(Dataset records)
-----

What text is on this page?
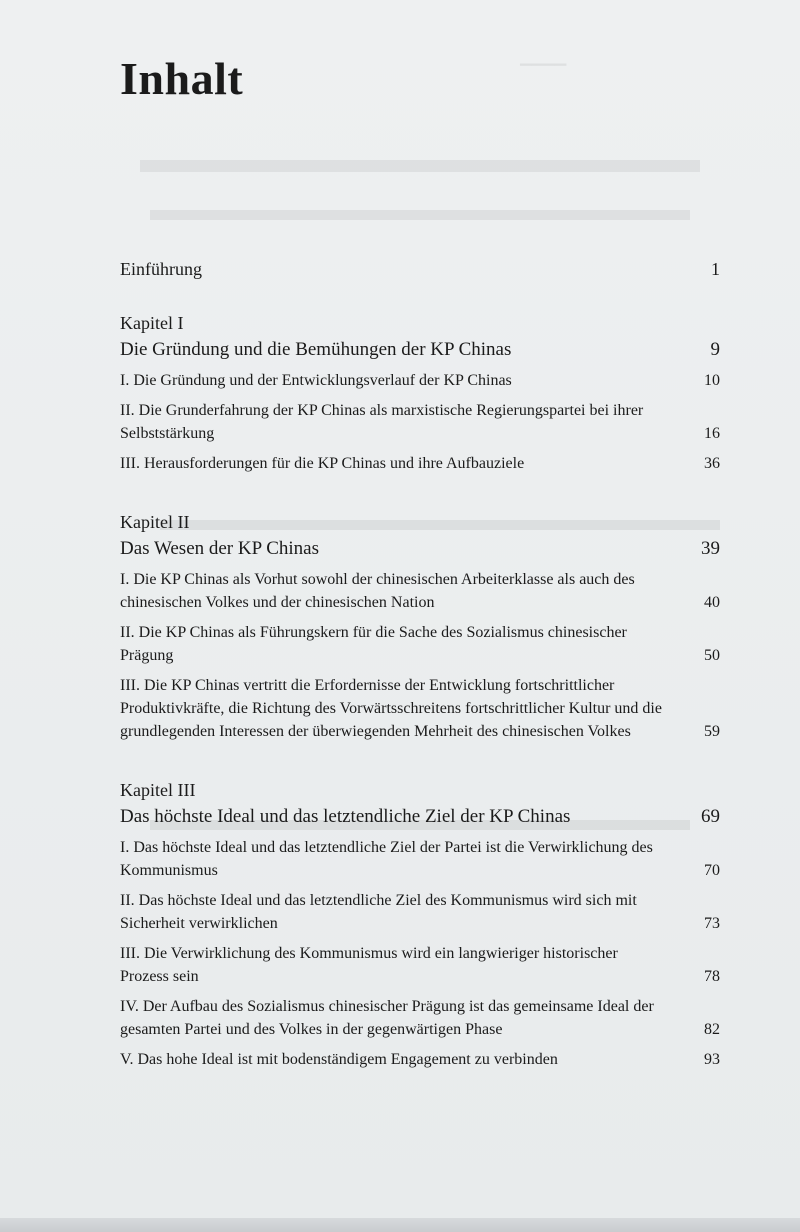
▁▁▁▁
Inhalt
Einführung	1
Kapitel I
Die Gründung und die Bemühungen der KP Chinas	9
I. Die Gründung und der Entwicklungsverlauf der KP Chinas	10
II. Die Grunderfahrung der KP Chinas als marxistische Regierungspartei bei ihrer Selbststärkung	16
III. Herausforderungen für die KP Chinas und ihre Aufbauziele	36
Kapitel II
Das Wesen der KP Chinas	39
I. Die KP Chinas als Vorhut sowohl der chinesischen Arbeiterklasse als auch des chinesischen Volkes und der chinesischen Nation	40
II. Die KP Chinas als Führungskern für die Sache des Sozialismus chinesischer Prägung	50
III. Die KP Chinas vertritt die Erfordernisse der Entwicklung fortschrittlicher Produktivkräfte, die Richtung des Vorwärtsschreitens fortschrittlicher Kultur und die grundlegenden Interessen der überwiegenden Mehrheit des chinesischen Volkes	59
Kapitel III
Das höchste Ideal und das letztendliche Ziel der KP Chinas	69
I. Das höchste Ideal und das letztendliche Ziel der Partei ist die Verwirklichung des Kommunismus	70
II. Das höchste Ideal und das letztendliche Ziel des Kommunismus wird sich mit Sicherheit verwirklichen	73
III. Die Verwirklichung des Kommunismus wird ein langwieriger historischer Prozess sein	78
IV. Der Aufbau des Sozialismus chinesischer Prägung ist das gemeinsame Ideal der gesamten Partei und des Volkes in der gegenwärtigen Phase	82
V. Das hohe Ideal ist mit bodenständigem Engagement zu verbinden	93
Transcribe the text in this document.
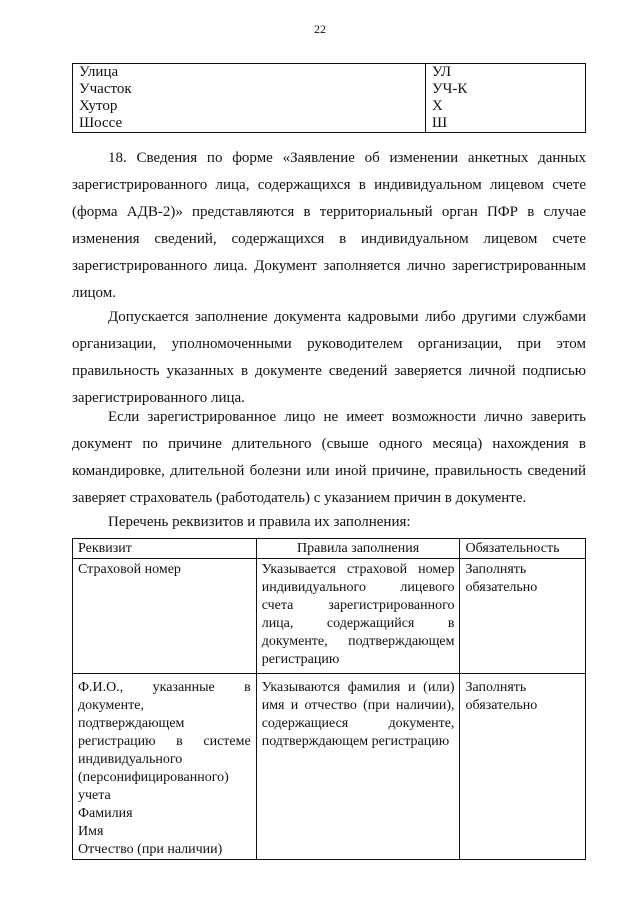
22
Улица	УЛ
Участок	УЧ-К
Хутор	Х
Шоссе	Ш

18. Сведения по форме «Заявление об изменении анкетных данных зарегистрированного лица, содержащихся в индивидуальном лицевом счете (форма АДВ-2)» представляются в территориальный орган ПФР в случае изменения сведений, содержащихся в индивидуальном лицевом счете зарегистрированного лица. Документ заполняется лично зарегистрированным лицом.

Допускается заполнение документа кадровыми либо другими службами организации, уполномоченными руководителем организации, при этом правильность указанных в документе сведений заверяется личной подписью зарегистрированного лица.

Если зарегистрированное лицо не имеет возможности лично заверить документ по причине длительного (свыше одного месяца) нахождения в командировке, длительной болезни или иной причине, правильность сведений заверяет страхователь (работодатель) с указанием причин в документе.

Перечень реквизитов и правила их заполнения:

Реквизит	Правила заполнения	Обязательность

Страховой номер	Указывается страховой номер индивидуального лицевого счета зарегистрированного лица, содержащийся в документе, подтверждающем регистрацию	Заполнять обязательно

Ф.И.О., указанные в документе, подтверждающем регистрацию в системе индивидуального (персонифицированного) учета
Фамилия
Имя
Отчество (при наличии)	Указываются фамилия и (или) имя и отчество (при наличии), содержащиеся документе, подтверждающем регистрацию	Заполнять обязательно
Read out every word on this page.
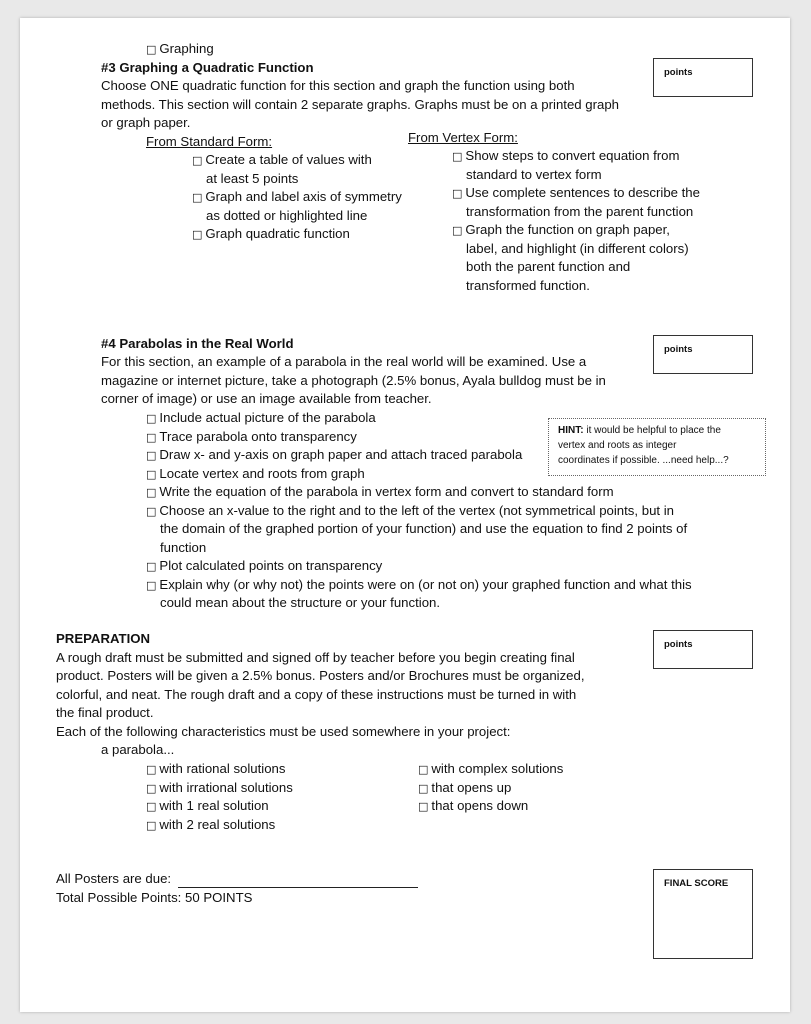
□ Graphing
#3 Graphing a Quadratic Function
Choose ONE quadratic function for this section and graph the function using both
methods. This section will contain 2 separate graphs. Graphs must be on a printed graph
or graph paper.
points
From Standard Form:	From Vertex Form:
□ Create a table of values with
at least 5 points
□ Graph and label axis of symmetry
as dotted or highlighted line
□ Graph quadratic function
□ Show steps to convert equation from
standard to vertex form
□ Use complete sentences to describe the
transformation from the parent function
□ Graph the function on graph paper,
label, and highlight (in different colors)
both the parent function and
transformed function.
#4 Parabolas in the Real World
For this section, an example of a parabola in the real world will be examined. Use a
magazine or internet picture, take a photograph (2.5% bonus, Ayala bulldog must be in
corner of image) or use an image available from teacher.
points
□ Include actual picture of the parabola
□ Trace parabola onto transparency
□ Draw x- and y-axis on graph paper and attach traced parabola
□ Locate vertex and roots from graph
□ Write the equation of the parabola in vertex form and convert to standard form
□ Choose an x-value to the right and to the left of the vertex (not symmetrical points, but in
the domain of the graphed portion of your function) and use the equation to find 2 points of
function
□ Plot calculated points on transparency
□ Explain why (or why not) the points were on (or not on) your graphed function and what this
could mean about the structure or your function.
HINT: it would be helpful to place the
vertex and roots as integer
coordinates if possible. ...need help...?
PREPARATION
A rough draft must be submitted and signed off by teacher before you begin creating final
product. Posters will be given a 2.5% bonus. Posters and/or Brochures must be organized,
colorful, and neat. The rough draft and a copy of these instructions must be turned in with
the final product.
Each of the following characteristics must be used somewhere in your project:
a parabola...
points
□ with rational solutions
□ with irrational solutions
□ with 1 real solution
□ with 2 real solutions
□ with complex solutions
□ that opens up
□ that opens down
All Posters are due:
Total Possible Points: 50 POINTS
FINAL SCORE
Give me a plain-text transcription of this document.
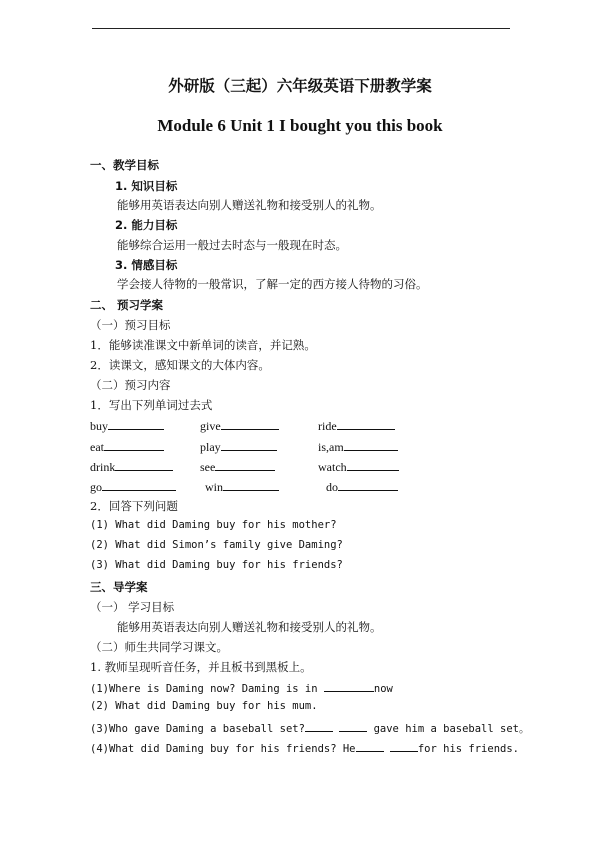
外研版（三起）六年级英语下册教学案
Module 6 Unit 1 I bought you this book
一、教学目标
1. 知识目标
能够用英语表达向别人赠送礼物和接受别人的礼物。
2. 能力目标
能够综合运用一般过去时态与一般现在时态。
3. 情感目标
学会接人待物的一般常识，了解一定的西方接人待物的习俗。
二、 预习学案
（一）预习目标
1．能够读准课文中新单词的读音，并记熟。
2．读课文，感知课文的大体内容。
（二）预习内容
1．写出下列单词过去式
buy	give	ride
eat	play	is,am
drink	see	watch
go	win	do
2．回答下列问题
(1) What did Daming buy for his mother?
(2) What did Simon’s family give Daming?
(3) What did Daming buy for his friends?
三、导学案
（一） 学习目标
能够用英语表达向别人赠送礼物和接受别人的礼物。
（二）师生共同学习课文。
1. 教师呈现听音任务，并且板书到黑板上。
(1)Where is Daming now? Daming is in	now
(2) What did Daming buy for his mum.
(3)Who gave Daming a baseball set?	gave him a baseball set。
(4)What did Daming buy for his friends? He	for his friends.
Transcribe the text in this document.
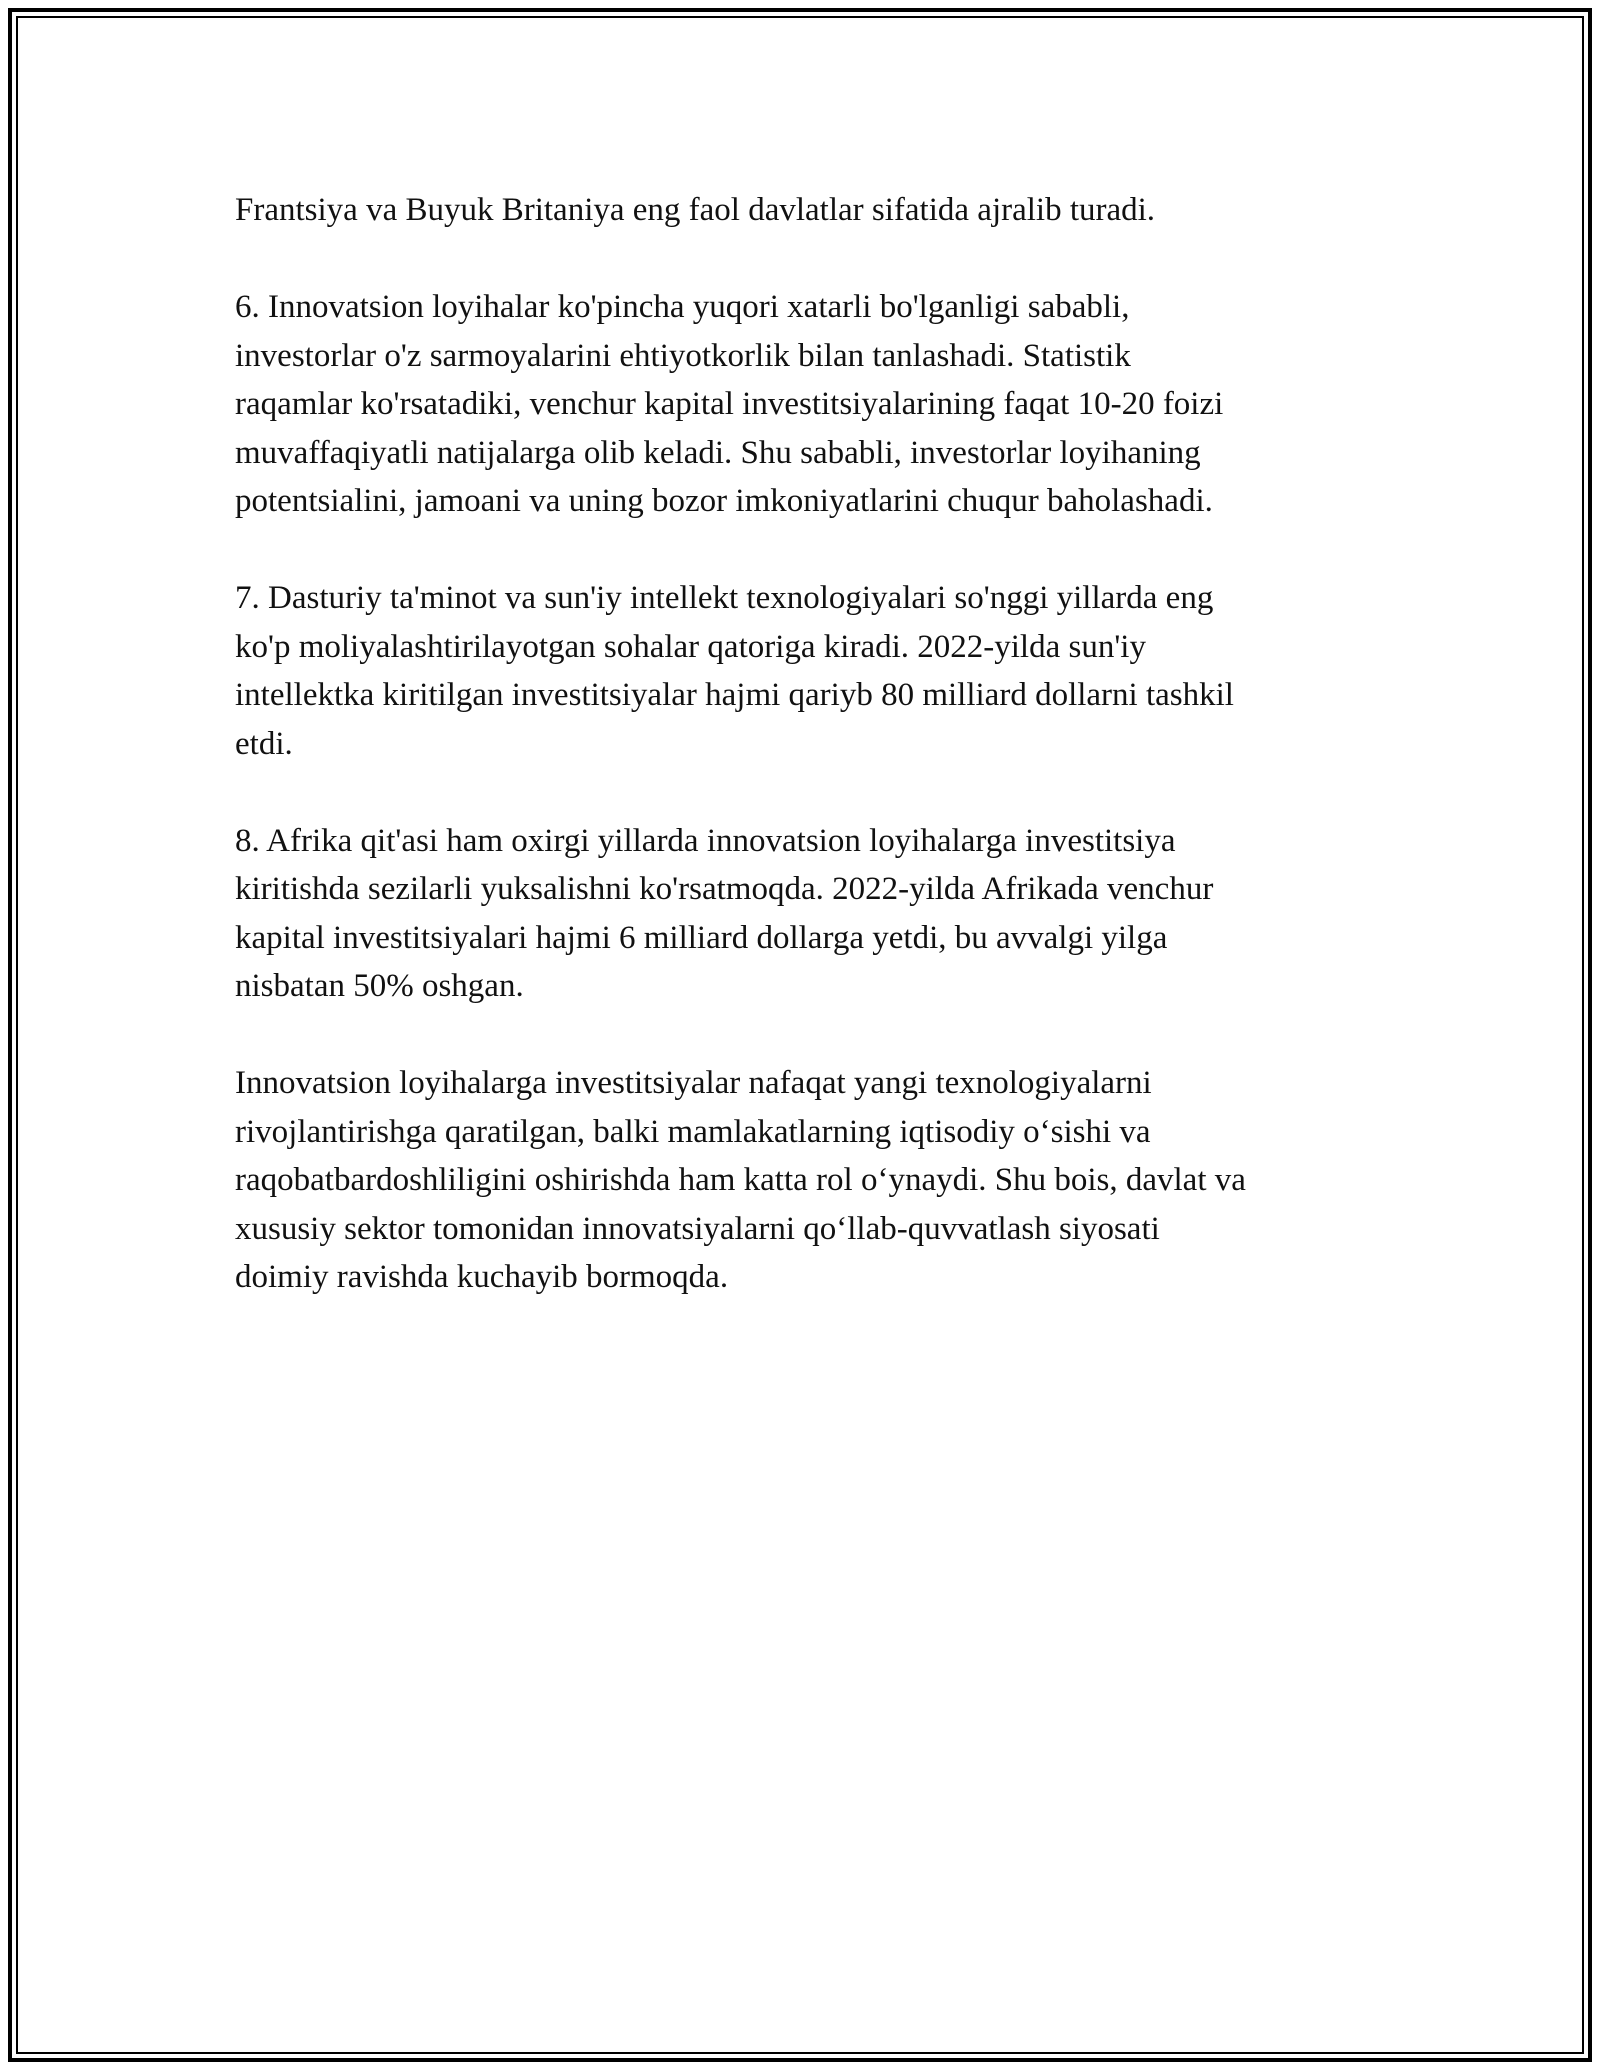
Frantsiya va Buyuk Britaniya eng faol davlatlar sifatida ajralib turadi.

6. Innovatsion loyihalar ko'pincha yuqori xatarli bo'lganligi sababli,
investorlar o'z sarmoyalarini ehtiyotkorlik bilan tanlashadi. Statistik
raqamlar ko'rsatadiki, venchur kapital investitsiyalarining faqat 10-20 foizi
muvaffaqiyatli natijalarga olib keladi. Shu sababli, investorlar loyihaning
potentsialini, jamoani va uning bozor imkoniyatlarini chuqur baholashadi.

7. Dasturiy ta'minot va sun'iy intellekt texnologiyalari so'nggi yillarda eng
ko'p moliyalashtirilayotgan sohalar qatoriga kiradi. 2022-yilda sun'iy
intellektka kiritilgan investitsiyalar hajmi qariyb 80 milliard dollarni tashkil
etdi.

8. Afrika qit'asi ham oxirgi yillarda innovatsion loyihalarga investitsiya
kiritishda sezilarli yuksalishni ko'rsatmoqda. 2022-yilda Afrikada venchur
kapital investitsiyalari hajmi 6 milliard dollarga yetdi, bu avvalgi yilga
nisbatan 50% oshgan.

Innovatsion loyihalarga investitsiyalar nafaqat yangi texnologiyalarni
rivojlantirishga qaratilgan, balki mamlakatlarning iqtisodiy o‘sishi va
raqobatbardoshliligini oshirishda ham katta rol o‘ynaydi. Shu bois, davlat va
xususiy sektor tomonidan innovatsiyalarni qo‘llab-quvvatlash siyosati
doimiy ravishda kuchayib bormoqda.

-----

**PROBLEM STATEMENT:**
From the line holding "Give me a plain-text" to the last line of the listing, please output each line exactly as it stands. Pictures stay out of the copy.

**FINAL ANSWER:**
Give me a plain-text transcription of this document.
外研版（三起）六年级英语下册教学案
Module 6 Unit 1 I bought you this book
一、教学目标
1. 知识目标
能够用英语表达向别人赠送礼物和接受别人的礼物。
2. 能力目标
能够综合运用一般过去时态与一般现在时态。
3. 情感目标
学会接人待物的一般常识，了解一定的西方接人待物的习俗。
二、 预习学案
（一）预习目标
1．能够读准课文中新单词的读音，并记熟。
2．读课文，感知课文的大体内容。
（二）预习内容
1．写出下列单词过去式
buy	give	ride
eat	play	is,am
drink	see	watch
go	win	do
2．回答下列问题
(1) What did Daming buy for his mother?
(2) What did Simon’s family give Daming?
(3) What did Daming buy for his friends?
三、导学案
（一） 学习目标
能够用英语表达向别人赠送礼物和接受别人的礼物。
（二）师生共同学习课文。
1. 教师呈现听音任务，并且板书到黑板上。
(1)Where is Daming now? Daming is in	now
(2) What did Daming buy for his mum.
(3)Who gave Daming a baseball set?	gave him a baseball set。
(4)What did Daming buy for his friends? He	for his friends.
Transcribe the text in this document.
Frantsiya va Buyuk Britaniya eng faol davlatlar sifatida ajralib turadi.

6. Innovatsion loyihalar ko'pincha yuqori xatarli bo'lganligi sababli,
investorlar o'z sarmoyalarini ehtiyotkorlik bilan tanlashadi. Statistik
raqamlar ko'rsatadiki, venchur kapital investitsiyalarining faqat 10-20 foizi
muvaffaqiyatli natijalarga olib keladi. Shu sababli, investorlar loyihaning
potentsialini, jamoani va uning bozor imkoniyatlarini chuqur baholashadi.

7. Dasturiy ta'minot va sun'iy intellekt texnologiyalari so'nggi yillarda eng
ko'p moliyalashtirilayotgan sohalar qatoriga kiradi. 2022-yilda sun'iy
intellektka kiritilgan investitsiyalar hajmi qariyb 80 milliard dollarni tashkil
etdi.

8. Afrika qit'asi ham oxirgi yillarda innovatsion loyihalarga investitsiya
kiritishda sezilarli yuksalishni ko'rsatmoqda. 2022-yilda Afrikada venchur
kapital investitsiyalari hajmi 6 milliard dollarga yetdi, bu avvalgi yilga
nisbatan 50% oshgan.

Innovatsion loyihalarga investitsiyalar nafaqat yangi texnologiyalarni
rivojlantirishga qaratilgan, balki mamlakatlarning iqtisodiy o‘sishi va
raqobatbardoshliligini oshirishda ham katta rol o‘ynaydi. Shu bois, davlat va
xususiy sektor tomonidan innovatsiyalarni qo‘llab-quvvatlash siyosati
doimiy ravishda kuchayib bormoqda.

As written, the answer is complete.